- Task: Could you print all the entries exactly?

- Information given:
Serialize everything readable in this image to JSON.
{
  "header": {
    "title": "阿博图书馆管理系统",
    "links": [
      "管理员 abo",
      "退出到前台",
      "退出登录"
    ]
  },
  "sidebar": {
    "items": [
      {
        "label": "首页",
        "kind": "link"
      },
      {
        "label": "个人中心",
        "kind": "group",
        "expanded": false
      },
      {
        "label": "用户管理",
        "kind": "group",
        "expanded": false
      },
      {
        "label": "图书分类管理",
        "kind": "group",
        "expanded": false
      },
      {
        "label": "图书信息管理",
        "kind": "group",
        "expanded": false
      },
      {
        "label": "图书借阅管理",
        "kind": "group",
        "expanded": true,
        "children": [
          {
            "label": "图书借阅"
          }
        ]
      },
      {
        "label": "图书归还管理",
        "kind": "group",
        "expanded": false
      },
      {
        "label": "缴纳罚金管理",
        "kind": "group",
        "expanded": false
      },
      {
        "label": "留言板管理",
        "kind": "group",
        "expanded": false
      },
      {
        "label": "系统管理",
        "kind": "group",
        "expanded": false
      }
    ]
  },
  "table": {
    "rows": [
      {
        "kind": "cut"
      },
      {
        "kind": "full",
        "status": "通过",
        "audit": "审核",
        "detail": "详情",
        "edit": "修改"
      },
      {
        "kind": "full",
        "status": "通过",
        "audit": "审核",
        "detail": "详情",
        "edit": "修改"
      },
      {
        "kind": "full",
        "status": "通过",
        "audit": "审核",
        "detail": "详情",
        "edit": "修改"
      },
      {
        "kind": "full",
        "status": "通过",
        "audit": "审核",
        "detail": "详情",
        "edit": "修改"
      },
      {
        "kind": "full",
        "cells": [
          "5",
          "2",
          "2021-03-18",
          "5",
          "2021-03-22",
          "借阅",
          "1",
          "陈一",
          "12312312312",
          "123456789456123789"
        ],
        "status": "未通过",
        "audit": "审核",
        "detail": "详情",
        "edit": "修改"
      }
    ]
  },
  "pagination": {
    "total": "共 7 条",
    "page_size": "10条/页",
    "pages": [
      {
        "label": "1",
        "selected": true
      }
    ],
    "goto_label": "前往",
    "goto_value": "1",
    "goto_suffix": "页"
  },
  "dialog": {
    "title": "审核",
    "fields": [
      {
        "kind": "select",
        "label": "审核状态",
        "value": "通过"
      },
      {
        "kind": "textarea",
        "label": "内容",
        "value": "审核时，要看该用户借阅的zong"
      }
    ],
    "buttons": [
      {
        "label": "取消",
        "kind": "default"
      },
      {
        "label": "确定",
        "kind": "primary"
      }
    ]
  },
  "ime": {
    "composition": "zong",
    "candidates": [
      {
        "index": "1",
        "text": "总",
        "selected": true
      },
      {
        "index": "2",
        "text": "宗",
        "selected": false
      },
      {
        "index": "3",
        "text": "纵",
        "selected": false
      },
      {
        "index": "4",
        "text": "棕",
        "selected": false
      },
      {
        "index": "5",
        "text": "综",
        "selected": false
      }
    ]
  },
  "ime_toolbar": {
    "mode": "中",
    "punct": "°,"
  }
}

- Complete output:
Serialize everything readable in this image to JSON.
{
  "header": {
    "title": "阿博图书馆管理系统",
    "links": [
      "管理员 abo",
      "退出到前台",
      "退出登录"
    ]
  },
  "sidebar": {
    "items": [
      {
        "label": "首页",
        "kind": "link"
      },
      {
        "label": "个人中心",
        "kind": "group",
        "expanded": false
      },
      {
        "label": "用户管理",
        "kind": "group",
        "expanded": false
      },
      {
        "label": "图书分类管理",
        "kind": "group",
        "expanded": false
      },
      {
        "label": "图书信息管理",
        "kind": "group",
        "expanded": false
      },
      {
        "label": "图书借阅管理",
        "kind": "group",
        "expanded": true,
        "children": [
          {
            "label": "图书借阅"
          }
        ]
      },
      {
        "label": "图书归还管理",
        "kind": "group",
        "expanded": false
      },
      {
        "label": "缴纳罚金管理",
        "kind": "group",
        "expanded": false
      },
      {
        "label": "留言板管理",
        "kind": "group",
        "expanded": false
      },
      {
        "label": "系统管理",
        "kind": "group",
        "expanded": false
      }
    ]
  },
  "table": {
    "rows": [
      {
        "kind": "cut"
      },
      {
        "kind": "full",
        "status": "通过",
        "audit": "审核",
        "detail": "详情",
        "edit": "修改"
      },
      {
        "kind": "full",
        "status": "通过",
        "audit": "审核",
        "detail": "详情",
        "edit": "修改"
      },
      {
        "kind": "full",
        "status": "通过",
        "audit": "审核",
        "detail": "详情",
        "edit": "修改"
      },
      {
        "kind": "full",
        "status": "通过",
        "audit": "审核",
        "detail": "详情",
        "edit": "修改"
      },
      {
        "kind": "full",
        "cells": [
          "5",
          "2",
          "2021-03-18",
          "5",
          "2021-03-22",
          "借阅",
          "1",
          "陈一",
          "12312312312",
          "123456789456123789"
        ],
        "status": "未通过",
        "audit": "审核",
        "detail": "详情",
        "edit": "修改"
      }
    ]
  },
  "pagination": {
    "total": "共 7 条",
    "page_size": "10条/页",
    "pages": [
      {
        "label": "1",
        "selected": true
      }
    ],
    "goto_label": "前往",
    "goto_value": "1",
    "goto_suffix": "页"
  },
  "dialog": {
    "title": "审核",
    "fields": [
      {
        "kind": "select",
        "label": "审核状态",
        "value": "通过"
      },
      {
        "kind": "textarea",
        "label": "内容",
        "value": "审核时，要看该用户借阅的zong"
      }
    ],
    "buttons": [
      {
        "label": "取消",
        "kind": "default"
      },
      {
        "label": "确定",
        "kind": "primary"
      }
    ]
  },
  "ime": {
    "composition": "zong",
    "candidates": [
      {
        "index": "1",
        "text": "总",
        "selected": true
      },
      {
        "index": "2",
        "text": "宗",
        "selected": false
      },
      {
        "index": "3",
        "text": "纵",
        "selected": false
      },
      {
        "index": "4",
        "text": "棕",
        "selected": false
      },
      {
        "index": "5",
        "text": "综",
        "selected": false
      }
    ]
  },
  "ime_toolbar": {
    "mode": "中",
    "punct": "°,"
  }
}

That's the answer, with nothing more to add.